**EXERCISE GOAL:** Find every line in the records that holds the string "type". Copy each one.

(Dataset entries on figures)
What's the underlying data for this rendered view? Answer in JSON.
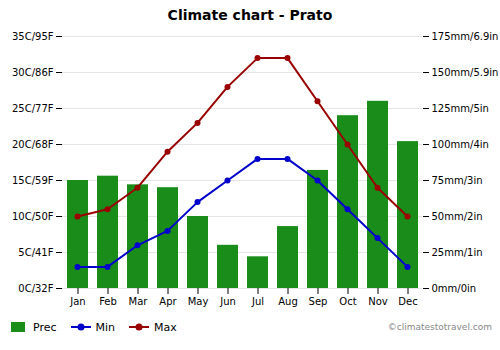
{
  "chart_data": {
    "type": "bar",
    "title": "Climate chart - Prato",
    "categories": [
      "Jan",
      "Feb",
      "Mar",
      "Apr",
      "May",
      "Jun",
      "Jul",
      "Aug",
      "Sep",
      "Oct",
      "Nov",
      "Dec"
    ],
    "series": [
      {
        "name": "Prec",
        "type": "bar",
        "axis": "y2",
        "color": "#1a8c1a",
        "values": [
          75,
          78,
          72,
          70,
          50,
          30,
          22,
          43,
          82,
          120,
          130,
          102
        ]
      },
      {
        "name": "Min",
        "type": "line",
        "color": "#0000cc",
        "marker": "circle",
        "values": [
          3,
          3,
          6,
          8,
          12,
          15,
          18,
          18,
          15,
          11,
          7,
          3
        ]
      },
      {
        "name": "Max",
        "type": "line",
        "color": "#990000",
        "marker": "circle",
        "values": [
          10,
          11,
          14,
          19,
          23,
          28,
          32,
          32,
          26,
          20,
          14,
          10
        ]
      }
    ],
    "ylim": [
      0,
      35
    ],
    "yticks": [
      {
        "value": 0,
        "label": "0C/32F"
      },
      {
        "value": 5,
        "label": "5C/41F"
      },
      {
        "value": 10,
        "label": "10C/50F"
      },
      {
        "value": 15,
        "label": "15C/59F"
      },
      {
        "value": 20,
        "label": "20C/68F"
      },
      {
        "value": 25,
        "label": "25C/77F"
      },
      {
        "value": 30,
        "label": "30C/86F"
      },
      {
        "value": 35,
        "label": "35C/95F"
      }
    ],
    "y2lim": [
      0,
      175
    ],
    "y2ticks": [
      {
        "value": 0,
        "label": "0mm/0in"
      },
      {
        "value": 25,
        "label": "25mm/1in"
      },
      {
        "value": 50,
        "label": "50mm/2in"
      },
      {
        "value": 75,
        "label": "75mm/3in"
      },
      {
        "value": 100,
        "label": "100mm/4in"
      },
      {
        "value": 125,
        "label": "125mm/5in"
      },
      {
        "value": 150,
        "label": "150mm/5.9in"
      },
      {
        "value": 175,
        "label": "175mm/6.9in"
      }
    ],
    "grid": true,
    "legend": "lower left",
    "annotations": [
      "©climatestotravel.com"
    ]
  }
}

**EXERCISE RESULT:**
    "type": "bar",
        "type": "bar",
        "type": "line",
        "type": "line",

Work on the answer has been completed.